Aim: Check each line of the data for "概念的提出" and select those that have it.

Data entries:

####################

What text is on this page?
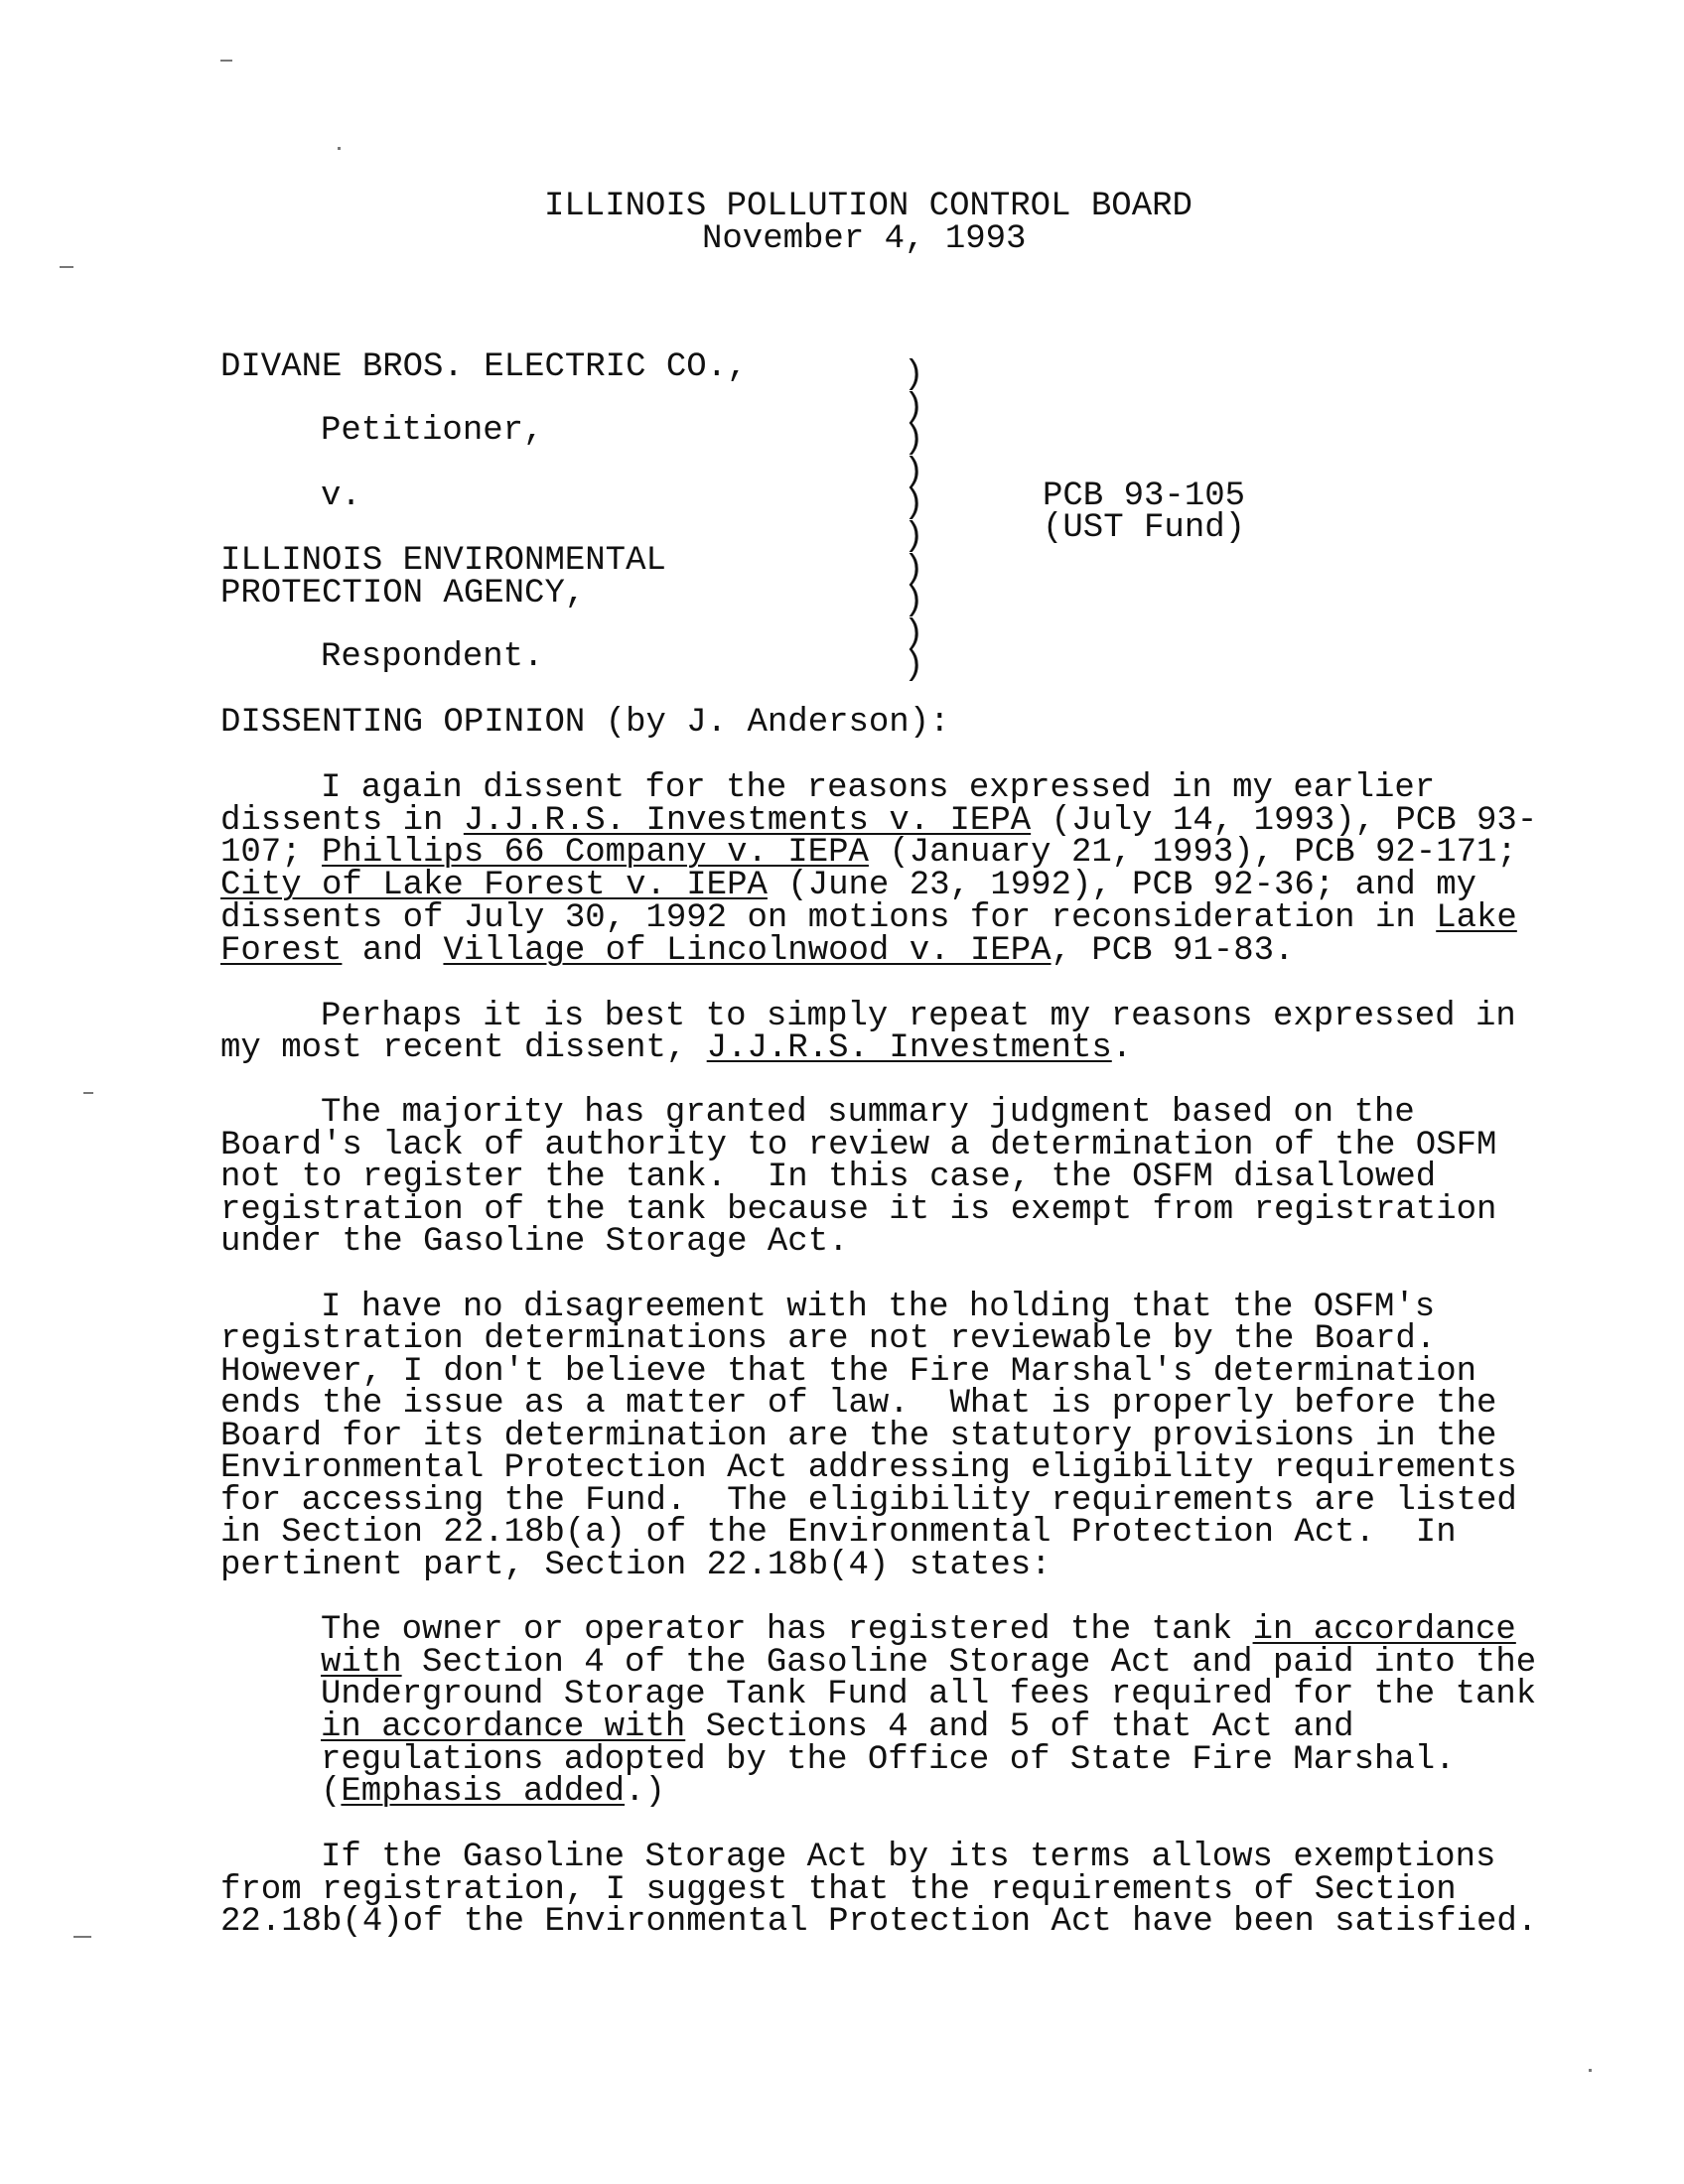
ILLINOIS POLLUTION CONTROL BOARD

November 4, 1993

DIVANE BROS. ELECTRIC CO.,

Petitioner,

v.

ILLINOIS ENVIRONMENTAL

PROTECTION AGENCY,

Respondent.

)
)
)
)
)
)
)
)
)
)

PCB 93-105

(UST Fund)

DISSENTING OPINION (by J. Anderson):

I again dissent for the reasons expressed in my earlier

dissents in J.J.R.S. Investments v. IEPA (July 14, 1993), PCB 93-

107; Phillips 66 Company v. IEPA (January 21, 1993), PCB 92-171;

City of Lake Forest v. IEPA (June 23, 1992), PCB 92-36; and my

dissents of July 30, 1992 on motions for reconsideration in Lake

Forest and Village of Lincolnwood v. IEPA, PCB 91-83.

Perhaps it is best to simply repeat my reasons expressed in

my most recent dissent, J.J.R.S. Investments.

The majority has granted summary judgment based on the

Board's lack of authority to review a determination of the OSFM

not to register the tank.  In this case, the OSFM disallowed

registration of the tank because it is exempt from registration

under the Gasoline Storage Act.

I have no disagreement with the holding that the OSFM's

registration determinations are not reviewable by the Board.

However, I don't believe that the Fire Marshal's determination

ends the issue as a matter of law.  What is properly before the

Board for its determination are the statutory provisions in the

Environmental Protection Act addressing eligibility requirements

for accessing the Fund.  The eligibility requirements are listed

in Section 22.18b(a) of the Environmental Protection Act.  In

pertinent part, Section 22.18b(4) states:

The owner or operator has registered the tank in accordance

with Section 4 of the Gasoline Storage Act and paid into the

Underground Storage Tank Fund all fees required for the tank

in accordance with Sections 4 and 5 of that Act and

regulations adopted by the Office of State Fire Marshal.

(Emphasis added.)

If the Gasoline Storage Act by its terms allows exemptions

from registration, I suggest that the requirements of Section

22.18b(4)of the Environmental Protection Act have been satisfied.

####################

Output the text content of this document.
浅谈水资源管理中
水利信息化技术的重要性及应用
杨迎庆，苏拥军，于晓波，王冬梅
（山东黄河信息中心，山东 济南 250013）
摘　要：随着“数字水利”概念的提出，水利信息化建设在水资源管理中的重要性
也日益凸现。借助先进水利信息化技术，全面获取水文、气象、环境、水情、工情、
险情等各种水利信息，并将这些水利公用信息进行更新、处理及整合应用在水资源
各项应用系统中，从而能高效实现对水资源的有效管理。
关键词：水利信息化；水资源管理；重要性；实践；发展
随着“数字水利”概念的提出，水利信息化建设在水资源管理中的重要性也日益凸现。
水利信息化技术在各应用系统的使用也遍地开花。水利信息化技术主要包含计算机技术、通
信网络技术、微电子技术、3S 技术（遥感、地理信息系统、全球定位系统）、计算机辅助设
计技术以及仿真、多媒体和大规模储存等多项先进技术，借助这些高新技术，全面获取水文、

####################

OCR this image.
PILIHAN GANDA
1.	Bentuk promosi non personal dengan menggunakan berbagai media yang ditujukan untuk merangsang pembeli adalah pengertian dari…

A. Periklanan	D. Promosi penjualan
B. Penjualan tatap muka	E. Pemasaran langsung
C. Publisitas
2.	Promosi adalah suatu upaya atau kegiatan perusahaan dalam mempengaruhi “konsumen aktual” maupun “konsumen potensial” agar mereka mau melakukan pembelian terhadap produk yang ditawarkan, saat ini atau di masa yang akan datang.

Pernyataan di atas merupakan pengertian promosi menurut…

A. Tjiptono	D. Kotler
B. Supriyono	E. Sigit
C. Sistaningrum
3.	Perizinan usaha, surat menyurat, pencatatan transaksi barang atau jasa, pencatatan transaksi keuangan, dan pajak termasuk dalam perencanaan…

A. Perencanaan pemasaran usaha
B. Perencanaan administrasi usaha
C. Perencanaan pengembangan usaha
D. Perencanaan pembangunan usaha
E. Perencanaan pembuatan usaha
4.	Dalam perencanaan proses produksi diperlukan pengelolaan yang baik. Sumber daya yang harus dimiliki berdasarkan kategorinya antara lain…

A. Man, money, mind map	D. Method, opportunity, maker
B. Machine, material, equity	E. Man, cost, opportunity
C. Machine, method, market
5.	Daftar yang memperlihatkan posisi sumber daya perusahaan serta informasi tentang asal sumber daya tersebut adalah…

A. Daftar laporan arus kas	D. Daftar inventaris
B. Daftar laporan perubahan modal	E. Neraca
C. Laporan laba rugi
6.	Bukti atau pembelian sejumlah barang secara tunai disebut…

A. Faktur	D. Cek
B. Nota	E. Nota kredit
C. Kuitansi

####################

Solution for this task:
摘　要：随着“数字水利”概念的提出，水利信息化建设在水资源管理中的重要性
随着“数字水利”概念的提出，水利信息化建设在水资源管理中的重要性也日益凸现。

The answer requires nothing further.